[Figure contents as structured data]
= = = = =

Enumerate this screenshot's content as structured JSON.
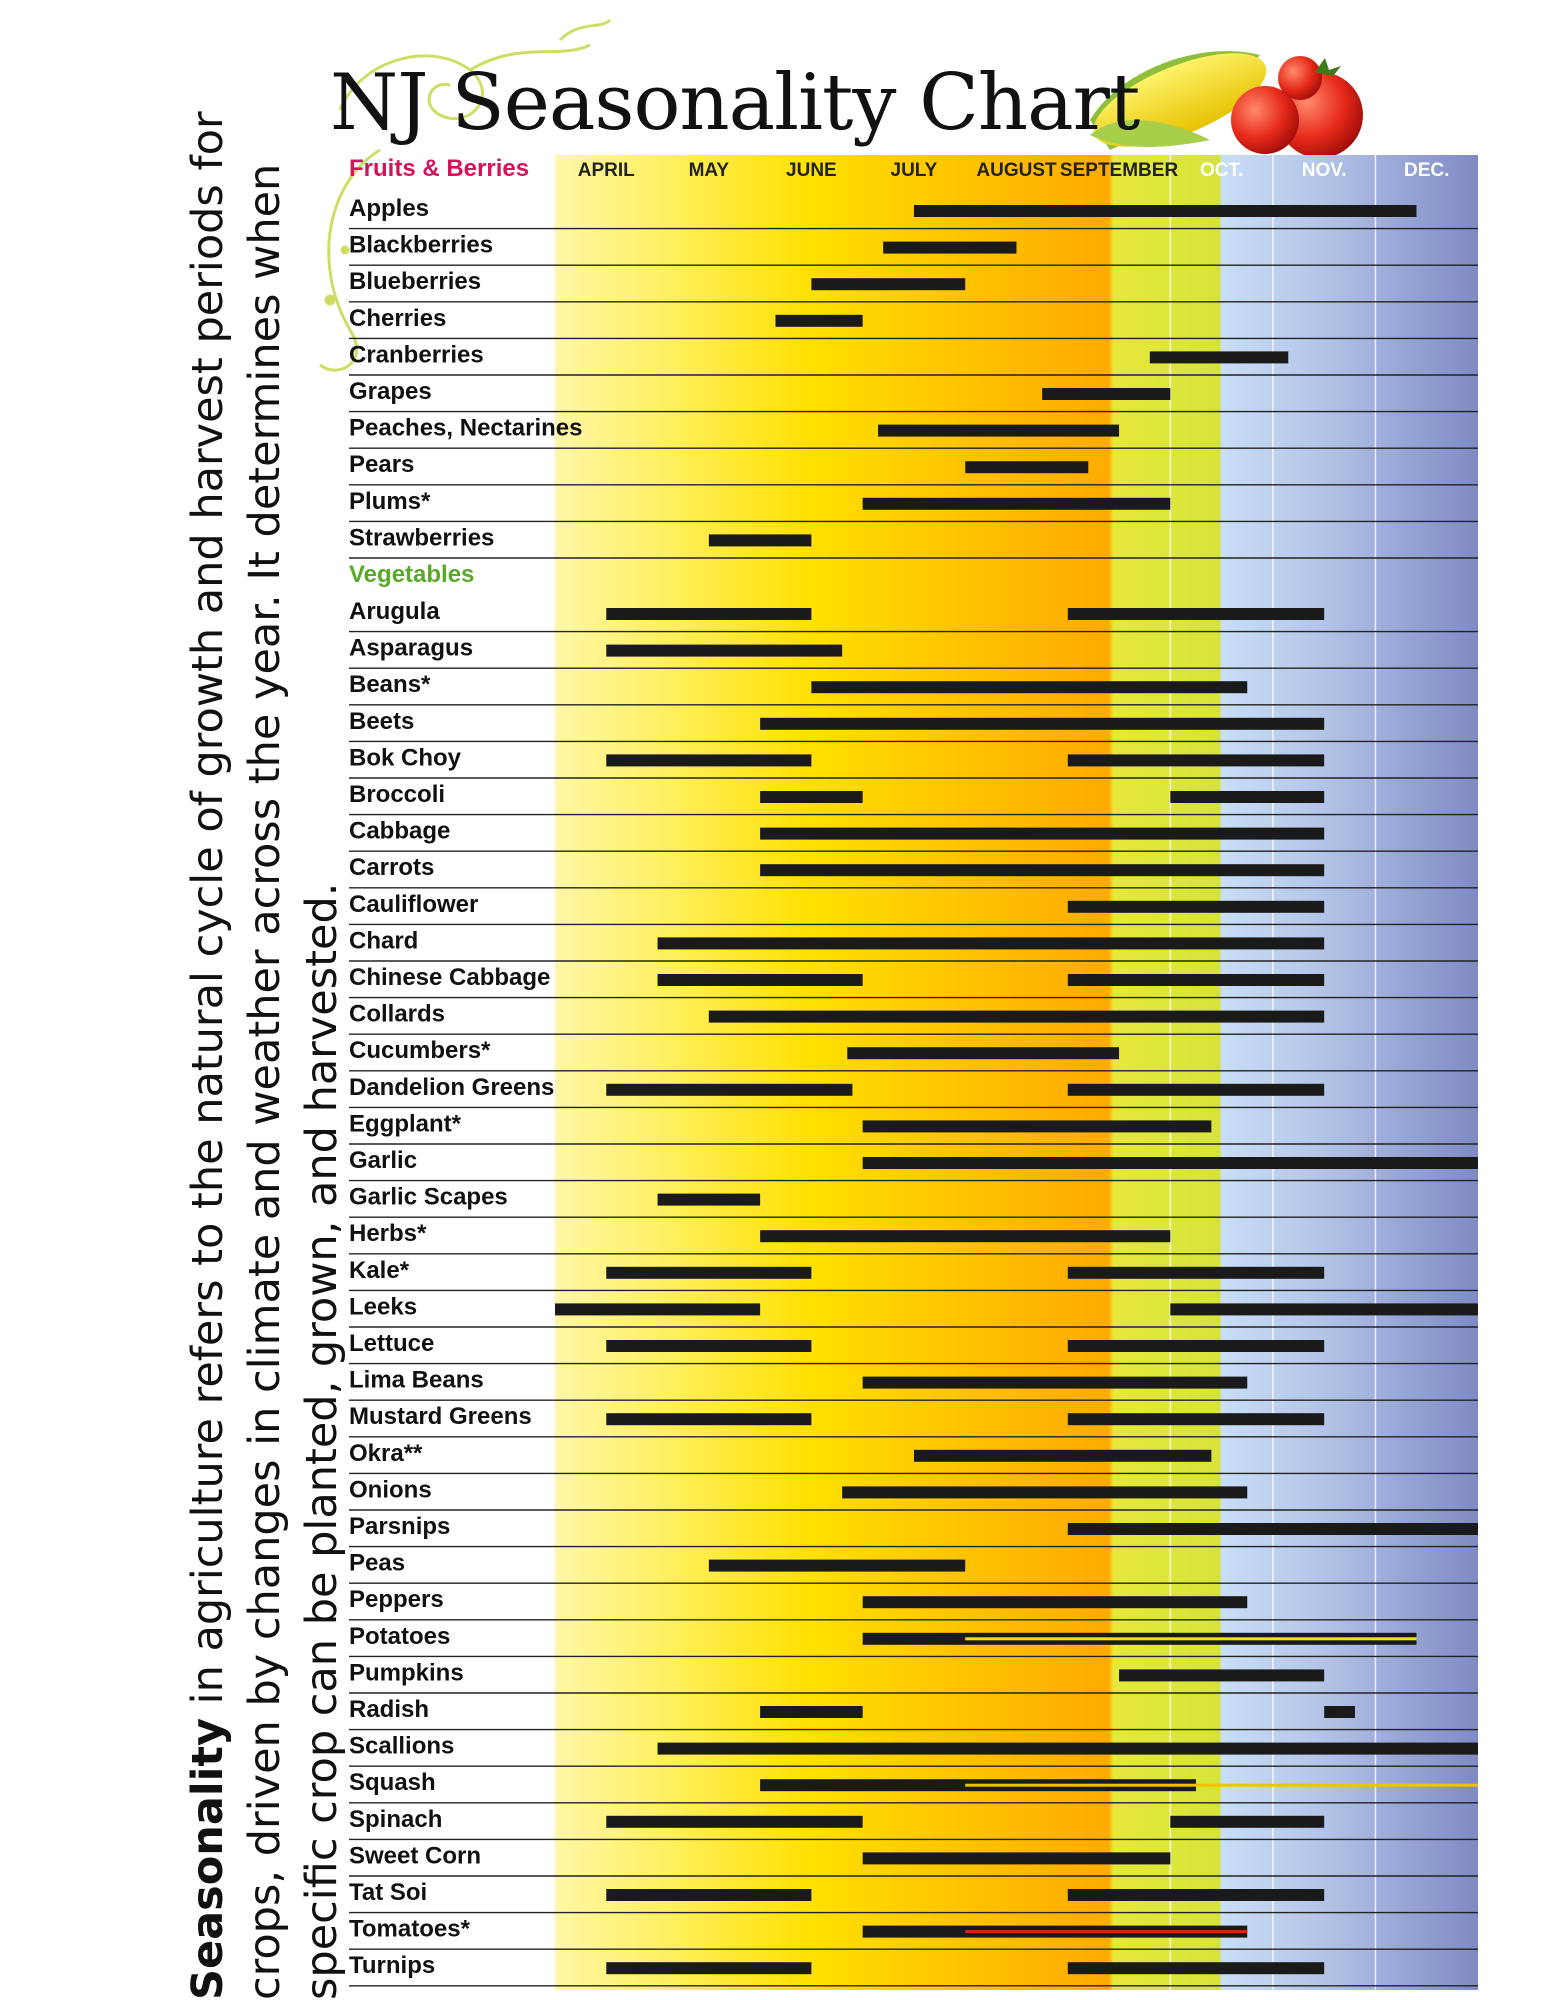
{
  "caption": {
    "bold": "Seasonality",
    "rest": " in agriculture refers to the natural cycle of growth and harvest periods for crops, driven by changes in climate and weather across the year. It determines when specific crop can be planted, grown, and harvested."
  },
  "colors": {
    "fruits_header": "#d4145a",
    "vegetables_header": "#5aaa2a",
    "bar": "#1a1a1a",
    "line": "#222222"
  },
  "icons": [
    "swirl-ornament-icon",
    "corn-icon",
    "tomato-icon"
  ],
  "chart_data": {
    "type": "timeline",
    "title": "NJ Seasonality Chart",
    "x_unit": "month",
    "x_range": [
      4,
      13
    ],
    "months": [
      "APRIL",
      "MAY",
      "JUNE",
      "JULY",
      "AUGUST",
      "SEPTEMBER",
      "OCT.",
      "NOV.",
      "DEC."
    ],
    "sections": [
      {
        "name": "Fruits & Berries",
        "items": [
          {
            "name": "Apples",
            "ranges": [
              [
                7.5,
                12.4
              ]
            ]
          },
          {
            "name": "Blackberries",
            "ranges": [
              [
                7.2,
                8.5
              ]
            ]
          },
          {
            "name": "Blueberries",
            "ranges": [
              [
                6.5,
                8.0
              ]
            ]
          },
          {
            "name": "Cherries",
            "ranges": [
              [
                6.15,
                7.0
              ]
            ]
          },
          {
            "name": "Cranberries",
            "ranges": [
              [
                9.8,
                11.15
              ]
            ]
          },
          {
            "name": "Grapes",
            "ranges": [
              [
                8.75,
                10.0
              ]
            ]
          },
          {
            "name": "Peaches, Nectarines",
            "ranges": [
              [
                7.15,
                9.5
              ]
            ]
          },
          {
            "name": "Pears",
            "ranges": [
              [
                8.0,
                9.2
              ]
            ]
          },
          {
            "name": "Plums*",
            "ranges": [
              [
                7.0,
                10.0
              ]
            ]
          },
          {
            "name": "Strawberries",
            "ranges": [
              [
                5.5,
                6.5
              ]
            ]
          }
        ]
      },
      {
        "name": "Vegetables",
        "items": [
          {
            "name": "Arugula",
            "ranges": [
              [
                4.5,
                6.5
              ],
              [
                9.0,
                11.5
              ]
            ]
          },
          {
            "name": "Asparagus",
            "ranges": [
              [
                4.5,
                6.8
              ]
            ]
          },
          {
            "name": "Beans*",
            "ranges": [
              [
                6.5,
                10.75
              ]
            ]
          },
          {
            "name": "Beets",
            "ranges": [
              [
                6.0,
                11.5
              ]
            ]
          },
          {
            "name": "Bok Choy",
            "ranges": [
              [
                4.5,
                6.5
              ],
              [
                9.0,
                11.5
              ]
            ]
          },
          {
            "name": "Broccoli",
            "ranges": [
              [
                6.0,
                7.0
              ],
              [
                10.0,
                11.5
              ]
            ]
          },
          {
            "name": "Cabbage",
            "ranges": [
              [
                6.0,
                11.5
              ]
            ]
          },
          {
            "name": "Carrots",
            "ranges": [
              [
                6.0,
                11.5
              ]
            ]
          },
          {
            "name": "Cauliflower",
            "ranges": [
              [
                9.0,
                11.5
              ]
            ]
          },
          {
            "name": "Chard",
            "ranges": [
              [
                5.0,
                11.5
              ]
            ]
          },
          {
            "name": "Chinese Cabbage",
            "ranges": [
              [
                5.0,
                7.0
              ],
              [
                9.0,
                11.5
              ]
            ]
          },
          {
            "name": "Collards",
            "ranges": [
              [
                5.5,
                11.5
              ]
            ]
          },
          {
            "name": "Cucumbers*",
            "ranges": [
              [
                6.85,
                9.5
              ]
            ]
          },
          {
            "name": "Dandelion Greens",
            "ranges": [
              [
                4.5,
                6.9
              ],
              [
                9.0,
                11.5
              ]
            ]
          },
          {
            "name": "Eggplant*",
            "ranges": [
              [
                7.0,
                10.4
              ]
            ]
          },
          {
            "name": "Garlic",
            "ranges": [
              [
                7.0,
                13.0
              ]
            ]
          },
          {
            "name": "Garlic Scapes",
            "ranges": [
              [
                5.0,
                6.0
              ]
            ]
          },
          {
            "name": "Herbs*",
            "ranges": [
              [
                6.0,
                10.0
              ]
            ]
          },
          {
            "name": "Kale*",
            "ranges": [
              [
                4.5,
                6.5
              ],
              [
                9.0,
                11.5
              ]
            ]
          },
          {
            "name": "Leeks",
            "ranges": [
              [
                4.0,
                6.0
              ],
              [
                10.0,
                13.0
              ]
            ]
          },
          {
            "name": "Lettuce",
            "ranges": [
              [
                4.5,
                6.5
              ],
              [
                9.0,
                11.5
              ]
            ]
          },
          {
            "name": "Lima Beans",
            "ranges": [
              [
                7.0,
                10.75
              ]
            ]
          },
          {
            "name": "Mustard Greens",
            "ranges": [
              [
                4.5,
                6.5
              ],
              [
                9.0,
                11.5
              ]
            ]
          },
          {
            "name": "Okra**",
            "ranges": [
              [
                7.5,
                10.4
              ]
            ]
          },
          {
            "name": "Onions",
            "ranges": [
              [
                6.8,
                10.75
              ]
            ]
          },
          {
            "name": "Parsnips",
            "ranges": [
              [
                9.0,
                13.0
              ]
            ]
          },
          {
            "name": "Peas",
            "ranges": [
              [
                5.5,
                8.0
              ]
            ]
          },
          {
            "name": "Peppers",
            "ranges": [
              [
                7.0,
                10.75
              ]
            ]
          },
          {
            "name": "Potatoes",
            "ranges": [
              [
                7.0,
                12.4
              ]
            ],
            "overlay": {
              "range": [
                8.0,
                12.4
              ],
              "color": "#f2e600"
            }
          },
          {
            "name": "Pumpkins",
            "ranges": [
              [
                9.5,
                11.5
              ]
            ]
          },
          {
            "name": "Radish",
            "ranges": [
              [
                6.0,
                7.0
              ],
              [
                11.5,
                11.8
              ]
            ]
          },
          {
            "name": "Scallions",
            "ranges": [
              [
                5.0,
                13.0
              ]
            ]
          },
          {
            "name": "Squash",
            "ranges": [
              [
                6.0,
                10.25
              ]
            ],
            "overlay": {
              "range": [
                8.0,
                13.0
              ],
              "color": "#f2c200"
            }
          },
          {
            "name": "Spinach",
            "ranges": [
              [
                4.5,
                7.0
              ],
              [
                10.0,
                11.5
              ]
            ]
          },
          {
            "name": "Sweet Corn",
            "ranges": [
              [
                7.0,
                10.0
              ]
            ]
          },
          {
            "name": "Tat Soi",
            "ranges": [
              [
                4.5,
                6.5
              ],
              [
                9.0,
                11.5
              ]
            ]
          },
          {
            "name": "Tomatoes*",
            "ranges": [
              [
                7.0,
                10.75
              ]
            ],
            "overlay": {
              "range": [
                8.0,
                10.75
              ],
              "color": "#e02020"
            }
          },
          {
            "name": "Turnips",
            "ranges": [
              [
                4.5,
                6.5
              ],
              [
                9.0,
                11.5
              ]
            ]
          }
        ]
      }
    ]
  }
}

= = = = =

[WHAT YOU NEED TO DO] Exclude the images, then output the data above word for word.

[EXPECTED ANSWER]
Enumerate this screenshot's content as structured JSON.
{
  "caption": {
    "bold": "Seasonality",
    "rest": " in agriculture refers to the natural cycle of growth and harvest periods for crops, driven by changes in climate and weather across the year. It determines when specific crop can be planted, grown, and harvested."
  },
  "colors": {
    "fruits_header": "#d4145a",
    "vegetables_header": "#5aaa2a",
    "bar": "#1a1a1a",
    "line": "#222222"
  },
  "icons": [
    "swirl-ornament-icon",
    "corn-icon",
    "tomato-icon"
  ],
  "chart_data": {
    "type": "timeline",
    "title": "NJ Seasonality Chart",
    "x_unit": "month",
    "x_range": [
      4,
      13
    ],
    "months": [
      "APRIL",
      "MAY",
      "JUNE",
      "JULY",
      "AUGUST",
      "SEPTEMBER",
      "OCT.",
      "NOV.",
      "DEC."
    ],
    "sections": [
      {
        "name": "Fruits & Berries",
        "items": [
          {
            "name": "Apples",
            "ranges": [
              [
                7.5,
                12.4
              ]
            ]
          },
          {
            "name": "Blackberries",
            "ranges": [
              [
                7.2,
                8.5
              ]
            ]
          },
          {
            "name": "Blueberries",
            "ranges": [
              [
                6.5,
                8.0
              ]
            ]
          },
          {
            "name": "Cherries",
            "ranges": [
              [
                6.15,
                7.0
              ]
            ]
          },
          {
            "name": "Cranberries",
            "ranges": [
              [
                9.8,
                11.15
              ]
            ]
          },
          {
            "name": "Grapes",
            "ranges": [
              [
                8.75,
                10.0
              ]
            ]
          },
          {
            "name": "Peaches, Nectarines",
            "ranges": [
              [
                7.15,
                9.5
              ]
            ]
          },
          {
            "name": "Pears",
            "ranges": [
              [
                8.0,
                9.2
              ]
            ]
          },
          {
            "name": "Plums*",
            "ranges": [
              [
                7.0,
                10.0
              ]
            ]
          },
          {
            "name": "Strawberries",
            "ranges": [
              [
                5.5,
                6.5
              ]
            ]
          }
        ]
      },
      {
        "name": "Vegetables",
        "items": [
          {
            "name": "Arugula",
            "ranges": [
              [
                4.5,
                6.5
              ],
              [
                9.0,
                11.5
              ]
            ]
          },
          {
            "name": "Asparagus",
            "ranges": [
              [
                4.5,
                6.8
              ]
            ]
          },
          {
            "name": "Beans*",
            "ranges": [
              [
                6.5,
                10.75
              ]
            ]
          },
          {
            "name": "Beets",
            "ranges": [
              [
                6.0,
                11.5
              ]
            ]
          },
          {
            "name": "Bok Choy",
            "ranges": [
              [
                4.5,
                6.5
              ],
              [
                9.0,
                11.5
              ]
            ]
          },
          {
            "name": "Broccoli",
            "ranges": [
              [
                6.0,
                7.0
              ],
              [
                10.0,
                11.5
              ]
            ]
          },
          {
            "name": "Cabbage",
            "ranges": [
              [
                6.0,
                11.5
              ]
            ]
          },
          {
            "name": "Carrots",
            "ranges": [
              [
                6.0,
                11.5
              ]
            ]
          },
          {
            "name": "Cauliflower",
            "ranges": [
              [
                9.0,
                11.5
              ]
            ]
          },
          {
            "name": "Chard",
            "ranges": [
              [
                5.0,
                11.5
              ]
            ]
          },
          {
            "name": "Chinese Cabbage",
            "ranges": [
              [
                5.0,
                7.0
              ],
              [
                9.0,
                11.5
              ]
            ]
          },
          {
            "name": "Collards",
            "ranges": [
              [
                5.5,
                11.5
              ]
            ]
          },
          {
            "name": "Cucumbers*",
            "ranges": [
              [
                6.85,
                9.5
              ]
            ]
          },
          {
            "name": "Dandelion Greens",
            "ranges": [
              [
                4.5,
                6.9
              ],
              [
                9.0,
                11.5
              ]
            ]
          },
          {
            "name": "Eggplant*",
            "ranges": [
              [
                7.0,
                10.4
              ]
            ]
          },
          {
            "name": "Garlic",
            "ranges": [
              [
                7.0,
                13.0
              ]
            ]
          },
          {
            "name": "Garlic Scapes",
            "ranges": [
              [
                5.0,
                6.0
              ]
            ]
          },
          {
            "name": "Herbs*",
            "ranges": [
              [
                6.0,
                10.0
              ]
            ]
          },
          {
            "name": "Kale*",
            "ranges": [
              [
                4.5,
                6.5
              ],
              [
                9.0,
                11.5
              ]
            ]
          },
          {
            "name": "Leeks",
            "ranges": [
              [
                4.0,
                6.0
              ],
              [
                10.0,
                13.0
              ]
            ]
          },
          {
            "name": "Lettuce",
            "ranges": [
              [
                4.5,
                6.5
              ],
              [
                9.0,
                11.5
              ]
            ]
          },
          {
            "name": "Lima Beans",
            "ranges": [
              [
                7.0,
                10.75
              ]
            ]
          },
          {
            "name": "Mustard Greens",
            "ranges": [
              [
                4.5,
                6.5
              ],
              [
                9.0,
                11.5
              ]
            ]
          },
          {
            "name": "Okra**",
            "ranges": [
              [
                7.5,
                10.4
              ]
            ]
          },
          {
            "name": "Onions",
            "ranges": [
              [
                6.8,
                10.75
              ]
            ]
          },
          {
            "name": "Parsnips",
            "ranges": [
              [
                9.0,
                13.0
              ]
            ]
          },
          {
            "name": "Peas",
            "ranges": [
              [
                5.5,
                8.0
              ]
            ]
          },
          {
            "name": "Peppers",
            "ranges": [
              [
                7.0,
                10.75
              ]
            ]
          },
          {
            "name": "Potatoes",
            "ranges": [
              [
                7.0,
                12.4
              ]
            ],
            "overlay": {
              "range": [
                8.0,
                12.4
              ],
              "color": "#f2e600"
            }
          },
          {
            "name": "Pumpkins",
            "ranges": [
              [
                9.5,
                11.5
              ]
            ]
          },
          {
            "name": "Radish",
            "ranges": [
              [
                6.0,
                7.0
              ],
              [
                11.5,
                11.8
              ]
            ]
          },
          {
            "name": "Scallions",
            "ranges": [
              [
                5.0,
                13.0
              ]
            ]
          },
          {
            "name": "Squash",
            "ranges": [
              [
                6.0,
                10.25
              ]
            ],
            "overlay": {
              "range": [
                8.0,
                13.0
              ],
              "color": "#f2c200"
            }
          },
          {
            "name": "Spinach",
            "ranges": [
              [
                4.5,
                7.0
              ],
              [
                10.0,
                11.5
              ]
            ]
          },
          {
            "name": "Sweet Corn",
            "ranges": [
              [
                7.0,
                10.0
              ]
            ]
          },
          {
            "name": "Tat Soi",
            "ranges": [
              [
                4.5,
                6.5
              ],
              [
                9.0,
                11.5
              ]
            ]
          },
          {
            "name": "Tomatoes*",
            "ranges": [
              [
                7.0,
                10.75
              ]
            ],
            "overlay": {
              "range": [
                8.0,
                10.75
              ],
              "color": "#e02020"
            }
          },
          {
            "name": "Turnips",
            "ranges": [
              [
                4.5,
                6.5
              ],
              [
                9.0,
                11.5
              ]
            ]
          }
        ]
      }
    ]
  }
}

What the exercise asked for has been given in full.